> Material
┏━━

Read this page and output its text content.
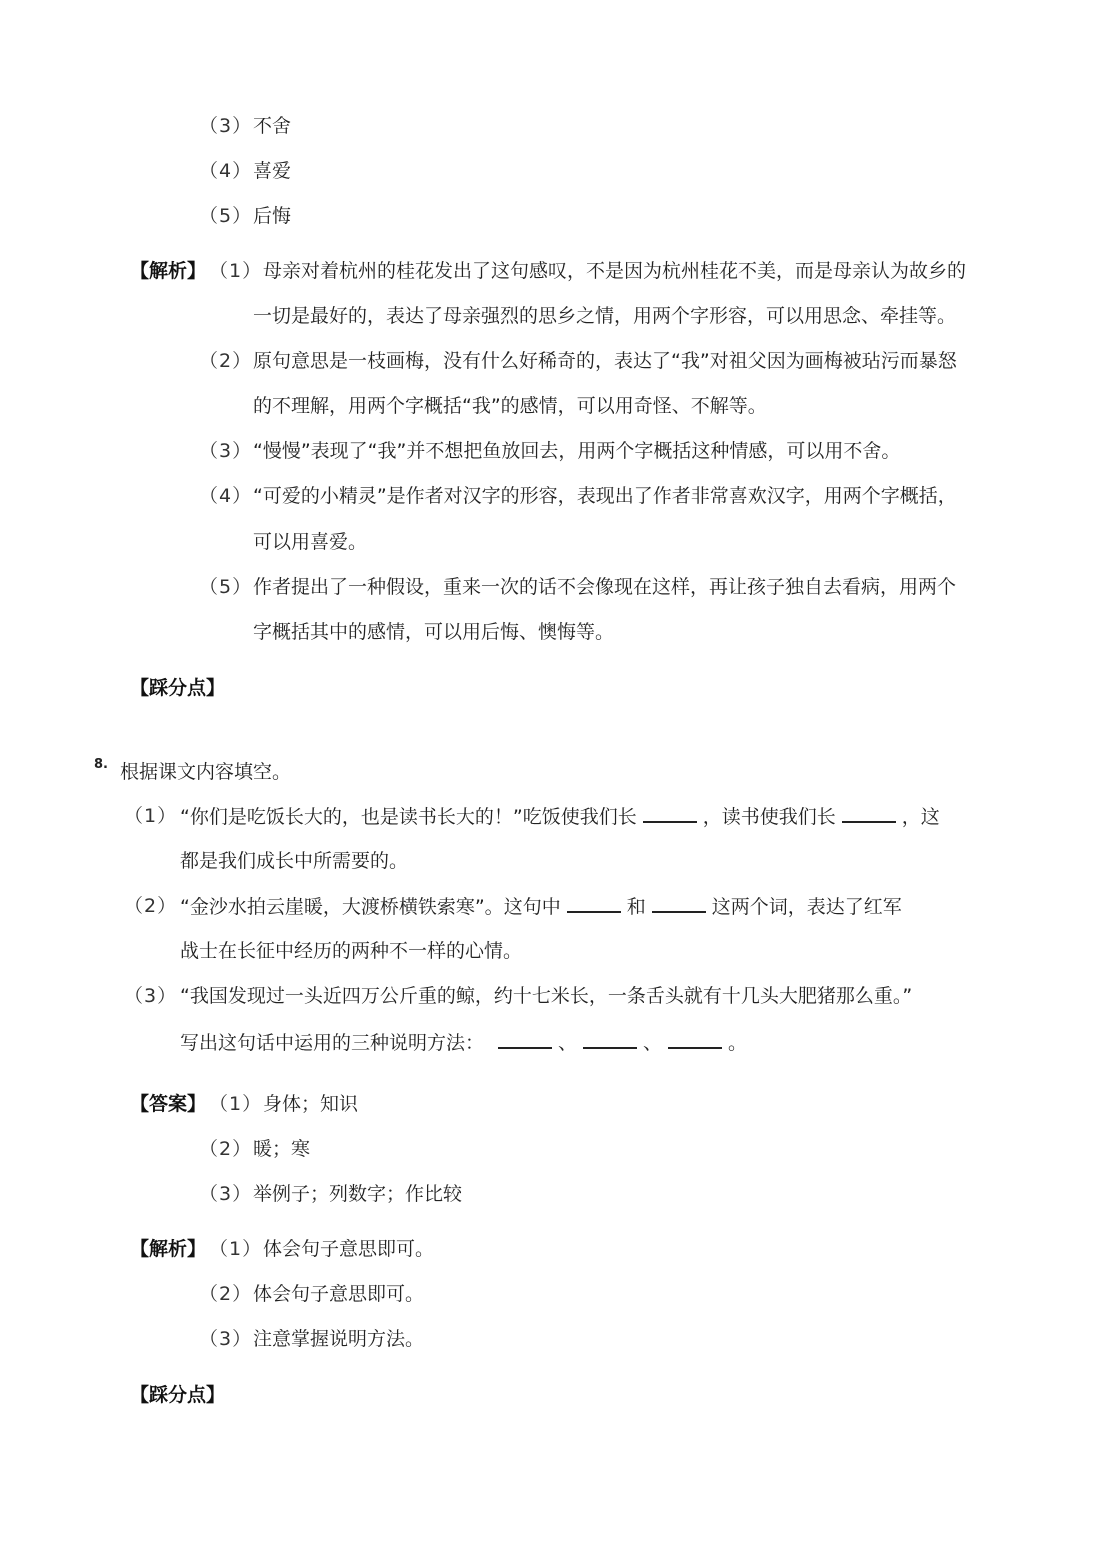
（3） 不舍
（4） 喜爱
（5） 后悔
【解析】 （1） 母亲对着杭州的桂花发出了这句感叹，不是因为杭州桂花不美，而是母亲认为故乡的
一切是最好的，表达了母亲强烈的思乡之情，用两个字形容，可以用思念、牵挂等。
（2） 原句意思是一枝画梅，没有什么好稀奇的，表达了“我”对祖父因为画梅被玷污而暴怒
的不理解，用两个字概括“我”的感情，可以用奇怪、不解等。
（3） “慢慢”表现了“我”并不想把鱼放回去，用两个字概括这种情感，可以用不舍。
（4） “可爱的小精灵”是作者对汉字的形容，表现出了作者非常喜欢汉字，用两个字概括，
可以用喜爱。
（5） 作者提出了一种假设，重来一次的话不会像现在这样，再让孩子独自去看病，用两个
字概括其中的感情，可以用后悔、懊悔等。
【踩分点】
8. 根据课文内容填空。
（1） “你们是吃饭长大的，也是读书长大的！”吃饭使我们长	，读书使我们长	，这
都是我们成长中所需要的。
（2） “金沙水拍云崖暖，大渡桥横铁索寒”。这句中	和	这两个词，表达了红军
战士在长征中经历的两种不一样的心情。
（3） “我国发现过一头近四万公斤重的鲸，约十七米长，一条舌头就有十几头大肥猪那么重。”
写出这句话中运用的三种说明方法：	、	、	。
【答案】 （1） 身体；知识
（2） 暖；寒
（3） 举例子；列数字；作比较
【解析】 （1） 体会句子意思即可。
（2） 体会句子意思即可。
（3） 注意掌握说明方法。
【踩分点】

┗━━

> Prompt
Return the records exactly. Don't carry the pictures over.

> Finished task
Read this page and output its text content.
（3） 不舍
（4） 喜爱
（5） 后悔
【解析】 （1） 母亲对着杭州的桂花发出了这句感叹，不是因为杭州桂花不美，而是母亲认为故乡的
一切是最好的，表达了母亲强烈的思乡之情，用两个字形容，可以用思念、牵挂等。
（2） 原句意思是一枝画梅，没有什么好稀奇的，表达了“我”对祖父因为画梅被玷污而暴怒
的不理解，用两个字概括“我”的感情，可以用奇怪、不解等。
（3） “慢慢”表现了“我”并不想把鱼放回去，用两个字概括这种情感，可以用不舍。
（4） “可爱的小精灵”是作者对汉字的形容，表现出了作者非常喜欢汉字，用两个字概括，
可以用喜爱。
（5） 作者提出了一种假设，重来一次的话不会像现在这样，再让孩子独自去看病，用两个
字概括其中的感情，可以用后悔、懊悔等。
【踩分点】
8. 根据课文内容填空。
（1） “你们是吃饭长大的，也是读书长大的！”吃饭使我们长	，读书使我们长	，这
都是我们成长中所需要的。
（2） “金沙水拍云崖暖，大渡桥横铁索寒”。这句中	和	这两个词，表达了红军
战士在长征中经历的两种不一样的心情。
（3） “我国发现过一头近四万公斤重的鲸，约十七米长，一条舌头就有十几头大肥猪那么重。”
写出这句话中运用的三种说明方法：	、	、	。
【答案】 （1） 身体；知识
（2） 暖；寒
（3） 举例子；列数字；作比较
【解析】 （1） 体会句子意思即可。
（2） 体会句子意思即可。
（3） 注意掌握说明方法。
【踩分点】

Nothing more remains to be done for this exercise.